Direction » Copy out the listing that follows exactly, dropping every picture.

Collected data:
◇ ◇ ◇ ◇

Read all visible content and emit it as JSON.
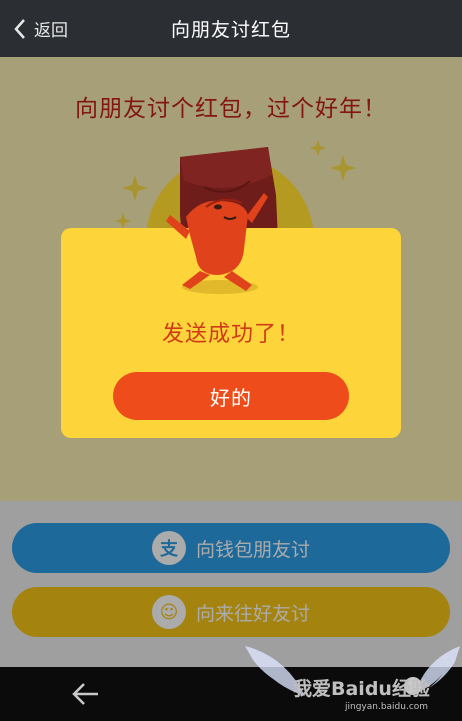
{
  "header": {
    "back_label": "返回",
    "title": "向朋友讨红包"
  },
  "content": {
    "headline": "向朋友讨个红包，过个好年！"
  },
  "actions": {
    "wallet_friends": "向钱包朋友讨",
    "contacts_friends": "向来往好友讨",
    "wallet_icon_glyph": "支",
    "contacts_icon_glyph": "☺"
  },
  "dialog": {
    "message": "发送成功了！",
    "ok_label": "好的"
  },
  "watermark": {
    "text": "我爱Baidu经验",
    "url": "jingyan.baidu.com"
  },
  "colors": {
    "header_bg": "#2b2f34",
    "headline_red": "#c3221b",
    "dialog_yellow": "#fdd53a",
    "ok_orange": "#ee4d1b",
    "pill_blue": "#2b9de6",
    "pill_yellow": "#f5c515"
  }
}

◇ ◇ ◇ ◇

Response »
Read all visible content and emit it as JSON.
{
  "header": {
    "back_label": "返回",
    "title": "向朋友讨红包"
  },
  "content": {
    "headline": "向朋友讨个红包，过个好年！"
  },
  "actions": {
    "wallet_friends": "向钱包朋友讨",
    "contacts_friends": "向来往好友讨",
    "wallet_icon_glyph": "支",
    "contacts_icon_glyph": "☺"
  },
  "dialog": {
    "message": "发送成功了！",
    "ok_label": "好的"
  },
  "watermark": {
    "text": "我爱Baidu经验",
    "url": "jingyan.baidu.com"
  },
  "colors": {
    "header_bg": "#2b2f34",
    "headline_red": "#c3221b",
    "dialog_yellow": "#fdd53a",
    "ok_orange": "#ee4d1b",
    "pill_blue": "#2b9de6",
    "pill_yellow": "#f5c515"
  }
}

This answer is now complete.